- **DATASET ENTRIES**:
──────────────────────────────
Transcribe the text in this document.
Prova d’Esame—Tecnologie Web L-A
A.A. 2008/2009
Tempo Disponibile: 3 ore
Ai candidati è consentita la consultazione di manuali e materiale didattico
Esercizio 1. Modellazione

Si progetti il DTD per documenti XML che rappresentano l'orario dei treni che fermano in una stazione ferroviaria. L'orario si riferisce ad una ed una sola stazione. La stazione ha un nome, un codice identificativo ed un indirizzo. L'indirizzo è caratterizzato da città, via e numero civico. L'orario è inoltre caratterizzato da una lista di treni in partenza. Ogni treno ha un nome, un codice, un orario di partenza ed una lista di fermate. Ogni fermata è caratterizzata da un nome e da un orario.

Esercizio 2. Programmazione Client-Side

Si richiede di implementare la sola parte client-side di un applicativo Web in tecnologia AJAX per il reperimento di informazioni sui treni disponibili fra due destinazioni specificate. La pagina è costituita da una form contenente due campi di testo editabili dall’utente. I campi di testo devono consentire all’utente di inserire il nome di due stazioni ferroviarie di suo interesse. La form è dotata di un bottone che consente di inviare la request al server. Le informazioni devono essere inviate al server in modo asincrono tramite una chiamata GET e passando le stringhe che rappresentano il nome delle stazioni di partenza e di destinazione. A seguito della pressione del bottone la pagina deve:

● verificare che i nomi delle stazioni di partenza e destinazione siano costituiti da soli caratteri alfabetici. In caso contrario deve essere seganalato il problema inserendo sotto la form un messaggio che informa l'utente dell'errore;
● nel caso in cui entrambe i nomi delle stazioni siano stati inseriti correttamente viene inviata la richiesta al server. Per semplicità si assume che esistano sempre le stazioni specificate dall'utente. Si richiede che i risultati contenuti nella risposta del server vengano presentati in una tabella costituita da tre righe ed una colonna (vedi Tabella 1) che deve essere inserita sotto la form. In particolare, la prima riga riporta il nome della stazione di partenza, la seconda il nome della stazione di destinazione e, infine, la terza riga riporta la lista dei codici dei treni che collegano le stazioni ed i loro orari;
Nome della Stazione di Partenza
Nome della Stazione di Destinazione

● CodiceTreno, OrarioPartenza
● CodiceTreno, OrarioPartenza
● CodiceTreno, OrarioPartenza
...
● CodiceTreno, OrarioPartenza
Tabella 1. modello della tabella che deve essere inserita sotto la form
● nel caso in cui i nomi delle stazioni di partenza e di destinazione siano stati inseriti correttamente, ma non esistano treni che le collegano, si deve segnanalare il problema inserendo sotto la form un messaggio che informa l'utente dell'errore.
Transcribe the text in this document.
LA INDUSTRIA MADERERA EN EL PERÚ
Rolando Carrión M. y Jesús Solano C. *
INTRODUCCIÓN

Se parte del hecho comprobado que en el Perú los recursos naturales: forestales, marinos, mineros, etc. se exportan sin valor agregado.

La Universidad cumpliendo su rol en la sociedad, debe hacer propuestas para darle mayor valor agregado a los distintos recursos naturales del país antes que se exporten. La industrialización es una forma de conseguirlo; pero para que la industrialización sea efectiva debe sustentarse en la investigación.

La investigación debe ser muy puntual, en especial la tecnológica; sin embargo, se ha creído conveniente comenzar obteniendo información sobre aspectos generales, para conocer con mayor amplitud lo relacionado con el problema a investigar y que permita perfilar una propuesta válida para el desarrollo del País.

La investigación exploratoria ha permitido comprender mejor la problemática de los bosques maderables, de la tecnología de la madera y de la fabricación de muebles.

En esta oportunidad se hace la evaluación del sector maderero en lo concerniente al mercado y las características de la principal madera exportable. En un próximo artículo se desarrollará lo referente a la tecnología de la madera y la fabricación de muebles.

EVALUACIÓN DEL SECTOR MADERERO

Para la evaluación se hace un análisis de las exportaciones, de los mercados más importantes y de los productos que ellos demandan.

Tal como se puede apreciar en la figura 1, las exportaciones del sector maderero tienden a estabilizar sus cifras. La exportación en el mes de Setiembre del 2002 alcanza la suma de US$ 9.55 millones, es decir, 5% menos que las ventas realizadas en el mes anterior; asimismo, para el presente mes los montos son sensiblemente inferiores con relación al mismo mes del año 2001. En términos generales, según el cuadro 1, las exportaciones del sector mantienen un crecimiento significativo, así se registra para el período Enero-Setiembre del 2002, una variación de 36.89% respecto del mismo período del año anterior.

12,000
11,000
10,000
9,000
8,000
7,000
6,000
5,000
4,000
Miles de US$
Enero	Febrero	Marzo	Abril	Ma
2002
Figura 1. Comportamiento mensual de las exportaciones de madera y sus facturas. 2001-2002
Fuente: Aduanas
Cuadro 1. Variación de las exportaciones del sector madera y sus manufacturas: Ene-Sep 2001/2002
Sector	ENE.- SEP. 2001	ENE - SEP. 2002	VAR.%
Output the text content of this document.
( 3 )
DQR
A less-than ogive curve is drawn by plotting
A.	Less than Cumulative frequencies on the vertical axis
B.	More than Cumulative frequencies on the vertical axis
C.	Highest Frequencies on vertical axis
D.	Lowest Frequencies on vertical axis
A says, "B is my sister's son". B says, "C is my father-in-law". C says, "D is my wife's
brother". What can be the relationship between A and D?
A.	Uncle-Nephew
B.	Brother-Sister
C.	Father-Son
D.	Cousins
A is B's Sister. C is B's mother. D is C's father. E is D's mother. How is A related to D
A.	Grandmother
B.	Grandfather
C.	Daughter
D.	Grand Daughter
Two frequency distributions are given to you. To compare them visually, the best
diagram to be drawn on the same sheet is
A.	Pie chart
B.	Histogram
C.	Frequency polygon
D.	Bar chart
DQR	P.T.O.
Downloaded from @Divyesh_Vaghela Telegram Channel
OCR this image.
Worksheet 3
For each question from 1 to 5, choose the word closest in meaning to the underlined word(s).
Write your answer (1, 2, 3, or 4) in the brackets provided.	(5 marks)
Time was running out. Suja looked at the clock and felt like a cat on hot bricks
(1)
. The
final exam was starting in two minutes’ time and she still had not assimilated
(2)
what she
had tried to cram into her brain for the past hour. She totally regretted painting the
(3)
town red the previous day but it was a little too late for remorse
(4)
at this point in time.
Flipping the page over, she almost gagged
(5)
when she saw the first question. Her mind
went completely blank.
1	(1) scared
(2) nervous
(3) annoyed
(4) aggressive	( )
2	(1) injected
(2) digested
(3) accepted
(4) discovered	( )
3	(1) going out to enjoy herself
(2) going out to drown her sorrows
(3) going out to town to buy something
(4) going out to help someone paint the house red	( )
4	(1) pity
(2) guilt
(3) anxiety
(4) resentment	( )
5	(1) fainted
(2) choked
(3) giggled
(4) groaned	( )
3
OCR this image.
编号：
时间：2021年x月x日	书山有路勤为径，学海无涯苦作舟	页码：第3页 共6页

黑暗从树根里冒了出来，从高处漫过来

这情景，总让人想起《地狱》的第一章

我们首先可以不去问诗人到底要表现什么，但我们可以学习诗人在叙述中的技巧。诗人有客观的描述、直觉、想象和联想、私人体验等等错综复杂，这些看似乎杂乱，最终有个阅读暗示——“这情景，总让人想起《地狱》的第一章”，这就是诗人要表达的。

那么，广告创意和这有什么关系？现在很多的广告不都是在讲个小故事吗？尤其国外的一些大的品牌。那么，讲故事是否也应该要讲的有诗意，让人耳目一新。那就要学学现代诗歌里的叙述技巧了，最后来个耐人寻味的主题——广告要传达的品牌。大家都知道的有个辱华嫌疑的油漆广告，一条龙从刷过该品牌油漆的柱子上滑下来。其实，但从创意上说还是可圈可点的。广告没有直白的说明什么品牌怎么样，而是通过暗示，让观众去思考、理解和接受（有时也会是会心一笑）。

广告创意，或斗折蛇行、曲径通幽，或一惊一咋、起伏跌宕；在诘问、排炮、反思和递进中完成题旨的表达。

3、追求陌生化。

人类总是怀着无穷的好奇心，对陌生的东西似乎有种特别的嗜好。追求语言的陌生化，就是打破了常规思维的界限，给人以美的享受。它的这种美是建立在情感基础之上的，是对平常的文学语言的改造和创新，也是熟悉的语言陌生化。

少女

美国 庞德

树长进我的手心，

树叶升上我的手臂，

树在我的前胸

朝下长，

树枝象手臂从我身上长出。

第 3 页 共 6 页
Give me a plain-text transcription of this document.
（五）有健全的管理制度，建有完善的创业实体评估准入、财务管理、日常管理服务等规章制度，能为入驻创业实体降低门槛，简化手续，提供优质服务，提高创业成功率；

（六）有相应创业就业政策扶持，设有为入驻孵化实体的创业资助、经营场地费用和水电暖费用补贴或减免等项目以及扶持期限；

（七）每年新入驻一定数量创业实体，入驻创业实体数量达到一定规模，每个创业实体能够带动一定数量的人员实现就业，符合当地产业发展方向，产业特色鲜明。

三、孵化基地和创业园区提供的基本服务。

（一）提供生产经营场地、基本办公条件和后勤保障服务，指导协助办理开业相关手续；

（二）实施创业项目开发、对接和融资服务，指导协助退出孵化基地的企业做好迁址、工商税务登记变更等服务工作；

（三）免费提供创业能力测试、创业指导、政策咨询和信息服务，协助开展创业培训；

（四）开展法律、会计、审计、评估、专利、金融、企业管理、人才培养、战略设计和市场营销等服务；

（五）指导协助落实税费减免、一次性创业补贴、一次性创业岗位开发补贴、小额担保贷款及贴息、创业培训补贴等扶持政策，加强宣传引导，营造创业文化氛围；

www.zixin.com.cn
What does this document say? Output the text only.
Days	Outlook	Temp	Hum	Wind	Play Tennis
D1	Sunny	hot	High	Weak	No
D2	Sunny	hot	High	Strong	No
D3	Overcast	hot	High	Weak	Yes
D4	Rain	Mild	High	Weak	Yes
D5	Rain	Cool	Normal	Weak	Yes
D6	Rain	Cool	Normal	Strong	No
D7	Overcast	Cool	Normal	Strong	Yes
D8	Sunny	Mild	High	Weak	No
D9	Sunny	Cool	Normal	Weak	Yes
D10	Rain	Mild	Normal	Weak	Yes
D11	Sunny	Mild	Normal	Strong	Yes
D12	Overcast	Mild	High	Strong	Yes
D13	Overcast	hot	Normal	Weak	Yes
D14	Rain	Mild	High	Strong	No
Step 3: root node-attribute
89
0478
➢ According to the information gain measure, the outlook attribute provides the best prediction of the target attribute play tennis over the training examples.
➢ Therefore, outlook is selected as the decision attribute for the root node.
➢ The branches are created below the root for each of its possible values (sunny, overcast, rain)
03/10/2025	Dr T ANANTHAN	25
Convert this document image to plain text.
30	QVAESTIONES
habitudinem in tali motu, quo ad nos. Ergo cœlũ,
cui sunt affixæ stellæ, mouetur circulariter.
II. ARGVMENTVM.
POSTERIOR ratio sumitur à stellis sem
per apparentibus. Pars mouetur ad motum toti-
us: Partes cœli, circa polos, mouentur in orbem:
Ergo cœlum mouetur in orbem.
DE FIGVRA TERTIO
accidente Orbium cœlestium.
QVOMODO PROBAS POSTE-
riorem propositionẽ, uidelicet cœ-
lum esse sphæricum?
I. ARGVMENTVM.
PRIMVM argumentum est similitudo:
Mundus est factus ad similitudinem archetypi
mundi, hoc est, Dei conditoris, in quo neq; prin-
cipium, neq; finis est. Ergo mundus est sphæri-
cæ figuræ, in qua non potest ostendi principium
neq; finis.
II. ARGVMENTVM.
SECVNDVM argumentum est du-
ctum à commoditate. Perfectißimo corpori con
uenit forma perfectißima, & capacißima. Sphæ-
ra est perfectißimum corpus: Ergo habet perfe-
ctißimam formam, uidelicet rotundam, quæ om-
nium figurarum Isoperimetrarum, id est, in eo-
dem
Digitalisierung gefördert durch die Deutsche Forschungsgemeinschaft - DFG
──────────────────────────────
- **WRITTEN PROBLEM**: How many lines in the listing above contain "Normal"? Answer with the number alone.

- **RESPONSE TO THIS TASK**: 7